Task
Take the entries below and reproduce them word for word.

Data for this task
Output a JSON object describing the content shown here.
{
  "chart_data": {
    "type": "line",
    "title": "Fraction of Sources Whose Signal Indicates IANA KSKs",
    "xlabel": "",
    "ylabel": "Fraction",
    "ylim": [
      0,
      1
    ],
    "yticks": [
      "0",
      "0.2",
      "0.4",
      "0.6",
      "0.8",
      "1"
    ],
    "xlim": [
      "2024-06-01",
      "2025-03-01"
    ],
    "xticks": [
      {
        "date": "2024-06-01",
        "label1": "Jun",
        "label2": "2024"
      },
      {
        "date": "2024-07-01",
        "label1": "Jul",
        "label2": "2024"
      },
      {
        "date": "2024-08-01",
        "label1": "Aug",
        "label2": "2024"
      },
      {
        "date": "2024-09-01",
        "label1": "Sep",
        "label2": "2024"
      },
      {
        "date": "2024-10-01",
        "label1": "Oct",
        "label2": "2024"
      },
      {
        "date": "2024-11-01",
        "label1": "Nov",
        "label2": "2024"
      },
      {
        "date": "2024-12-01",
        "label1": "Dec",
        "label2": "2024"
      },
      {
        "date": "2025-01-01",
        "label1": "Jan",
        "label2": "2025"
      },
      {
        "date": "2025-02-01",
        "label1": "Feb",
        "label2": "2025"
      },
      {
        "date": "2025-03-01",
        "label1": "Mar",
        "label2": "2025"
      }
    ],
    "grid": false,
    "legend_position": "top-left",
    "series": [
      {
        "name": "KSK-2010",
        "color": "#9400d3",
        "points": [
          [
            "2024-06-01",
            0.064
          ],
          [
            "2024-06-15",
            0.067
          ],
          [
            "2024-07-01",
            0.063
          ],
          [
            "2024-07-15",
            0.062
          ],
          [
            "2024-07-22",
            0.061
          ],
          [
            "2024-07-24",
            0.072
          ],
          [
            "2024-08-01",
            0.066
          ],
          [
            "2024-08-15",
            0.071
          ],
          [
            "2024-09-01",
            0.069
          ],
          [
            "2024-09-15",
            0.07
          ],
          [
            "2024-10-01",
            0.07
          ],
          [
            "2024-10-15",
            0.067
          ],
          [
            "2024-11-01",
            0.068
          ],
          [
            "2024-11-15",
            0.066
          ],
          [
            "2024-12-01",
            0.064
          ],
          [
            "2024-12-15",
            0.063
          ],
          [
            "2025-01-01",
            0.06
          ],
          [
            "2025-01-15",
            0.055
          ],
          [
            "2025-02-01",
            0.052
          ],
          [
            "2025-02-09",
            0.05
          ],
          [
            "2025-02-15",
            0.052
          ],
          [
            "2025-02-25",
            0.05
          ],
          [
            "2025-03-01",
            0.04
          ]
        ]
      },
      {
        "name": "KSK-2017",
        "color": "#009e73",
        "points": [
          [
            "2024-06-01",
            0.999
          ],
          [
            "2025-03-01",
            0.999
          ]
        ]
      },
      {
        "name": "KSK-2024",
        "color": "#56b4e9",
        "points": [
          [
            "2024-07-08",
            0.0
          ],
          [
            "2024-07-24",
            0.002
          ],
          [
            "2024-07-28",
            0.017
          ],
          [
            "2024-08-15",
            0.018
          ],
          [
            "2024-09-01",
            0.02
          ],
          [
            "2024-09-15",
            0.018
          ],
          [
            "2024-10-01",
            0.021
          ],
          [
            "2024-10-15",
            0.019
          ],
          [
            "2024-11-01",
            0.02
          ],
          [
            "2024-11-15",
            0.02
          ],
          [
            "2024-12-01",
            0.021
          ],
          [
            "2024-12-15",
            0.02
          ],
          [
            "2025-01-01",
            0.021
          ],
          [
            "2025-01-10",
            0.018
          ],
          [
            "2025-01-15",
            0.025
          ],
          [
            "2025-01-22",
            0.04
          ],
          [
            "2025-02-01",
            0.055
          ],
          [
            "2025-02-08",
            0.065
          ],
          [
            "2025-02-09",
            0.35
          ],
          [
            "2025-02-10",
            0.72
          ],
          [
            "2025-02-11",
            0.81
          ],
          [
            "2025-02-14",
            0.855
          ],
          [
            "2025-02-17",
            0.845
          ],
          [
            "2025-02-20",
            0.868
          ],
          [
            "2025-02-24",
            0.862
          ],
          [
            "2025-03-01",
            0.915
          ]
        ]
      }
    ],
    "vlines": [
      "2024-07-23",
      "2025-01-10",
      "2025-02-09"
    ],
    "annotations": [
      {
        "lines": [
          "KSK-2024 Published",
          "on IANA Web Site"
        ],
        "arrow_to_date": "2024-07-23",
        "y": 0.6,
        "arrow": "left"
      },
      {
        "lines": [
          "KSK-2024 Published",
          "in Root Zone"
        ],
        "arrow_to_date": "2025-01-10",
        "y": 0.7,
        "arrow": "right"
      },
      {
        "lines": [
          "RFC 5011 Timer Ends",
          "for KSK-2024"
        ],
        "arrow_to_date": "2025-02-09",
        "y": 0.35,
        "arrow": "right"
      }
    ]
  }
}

Correct answer
Output a JSON object describing the content shown here.
{
  "chart_data": {
    "type": "line",
    "title": "Fraction of Sources Whose Signal Indicates IANA KSKs",
    "xlabel": "",
    "ylabel": "Fraction",
    "ylim": [
      0,
      1
    ],
    "yticks": [
      "0",
      "0.2",
      "0.4",
      "0.6",
      "0.8",
      "1"
    ],
    "xlim": [
      "2024-06-01",
      "2025-03-01"
    ],
    "xticks": [
      {
        "date": "2024-06-01",
        "label1": "Jun",
        "label2": "2024"
      },
      {
        "date": "2024-07-01",
        "label1": "Jul",
        "label2": "2024"
      },
      {
        "date": "2024-08-01",
        "label1": "Aug",
        "label2": "2024"
      },
      {
        "date": "2024-09-01",
        "label1": "Sep",
        "label2": "2024"
      },
      {
        "date": "2024-10-01",
        "label1": "Oct",
        "label2": "2024"
      },
      {
        "date": "2024-11-01",
        "label1": "Nov",
        "label2": "2024"
      },
      {
        "date": "2024-12-01",
        "label1": "Dec",
        "label2": "2024"
      },
      {
        "date": "2025-01-01",
        "label1": "Jan",
        "label2": "2025"
      },
      {
        "date": "2025-02-01",
        "label1": "Feb",
        "label2": "2025"
      },
      {
        "date": "2025-03-01",
        "label1": "Mar",
        "label2": "2025"
      }
    ],
    "grid": false,
    "legend_position": "top-left",
    "series": [
      {
        "name": "KSK-2010",
        "color": "#9400d3",
        "points": [
          [
            "2024-06-01",
            0.064
          ],
          [
            "2024-06-15",
            0.067
          ],
          [
            "2024-07-01",
            0.063
          ],
          [
            "2024-07-15",
            0.062
          ],
          [
            "2024-07-22",
            0.061
          ],
          [
            "2024-07-24",
            0.072
          ],
          [
            "2024-08-01",
            0.066
          ],
          [
            "2024-08-15",
            0.071
          ],
          [
            "2024-09-01",
            0.069
          ],
          [
            "2024-09-15",
            0.07
          ],
          [
            "2024-10-01",
            0.07
          ],
          [
            "2024-10-15",
            0.067
          ],
          [
            "2024-11-01",
            0.068
          ],
          [
            "2024-11-15",
            0.066
          ],
          [
            "2024-12-01",
            0.064
          ],
          [
            "2024-12-15",
            0.063
          ],
          [
            "2025-01-01",
            0.06
          ],
          [
            "2025-01-15",
            0.055
          ],
          [
            "2025-02-01",
            0.052
          ],
          [
            "2025-02-09",
            0.05
          ],
          [
            "2025-02-15",
            0.052
          ],
          [
            "2025-02-25",
            0.05
          ],
          [
            "2025-03-01",
            0.04
          ]
        ]
      },
      {
        "name": "KSK-2017",
        "color": "#009e73",
        "points": [
          [
            "2024-06-01",
            0.999
          ],
          [
            "2025-03-01",
            0.999
          ]
        ]
      },
      {
        "name": "KSK-2024",
        "color": "#56b4e9",
        "points": [
          [
            "2024-07-08",
            0.0
          ],
          [
            "2024-07-24",
            0.002
          ],
          [
            "2024-07-28",
            0.017
          ],
          [
            "2024-08-15",
            0.018
          ],
          [
            "2024-09-01",
            0.02
          ],
          [
            "2024-09-15",
            0.018
          ],
          [
            "2024-10-01",
            0.021
          ],
          [
            "2024-10-15",
            0.019
          ],
          [
            "2024-11-01",
            0.02
          ],
          [
            "2024-11-15",
            0.02
          ],
          [
            "2024-12-01",
            0.021
          ],
          [
            "2024-12-15",
            0.02
          ],
          [
            "2025-01-01",
            0.021
          ],
          [
            "2025-01-10",
            0.018
          ],
          [
            "2025-01-15",
            0.025
          ],
          [
            "2025-01-22",
            0.04
          ],
          [
            "2025-02-01",
            0.055
          ],
          [
            "2025-02-08",
            0.065
          ],
          [
            "2025-02-09",
            0.35
          ],
          [
            "2025-02-10",
            0.72
          ],
          [
            "2025-02-11",
            0.81
          ],
          [
            "2025-02-14",
            0.855
          ],
          [
            "2025-02-17",
            0.845
          ],
          [
            "2025-02-20",
            0.868
          ],
          [
            "2025-02-24",
            0.862
          ],
          [
            "2025-03-01",
            0.915
          ]
        ]
      }
    ],
    "vlines": [
      "2024-07-23",
      "2025-01-10",
      "2025-02-09"
    ],
    "annotations": [
      {
        "lines": [
          "KSK-2024 Published",
          "on IANA Web Site"
        ],
        "arrow_to_date": "2024-07-23",
        "y": 0.6,
        "arrow": "left"
      },
      {
        "lines": [
          "KSK-2024 Published",
          "in Root Zone"
        ],
        "arrow_to_date": "2025-01-10",
        "y": 0.7,
        "arrow": "right"
      },
      {
        "lines": [
          "RFC 5011 Timer Ends",
          "for KSK-2024"
        ],
        "arrow_to_date": "2025-02-09",
        "y": 0.35,
        "arrow": "right"
      }
    ]
  }
}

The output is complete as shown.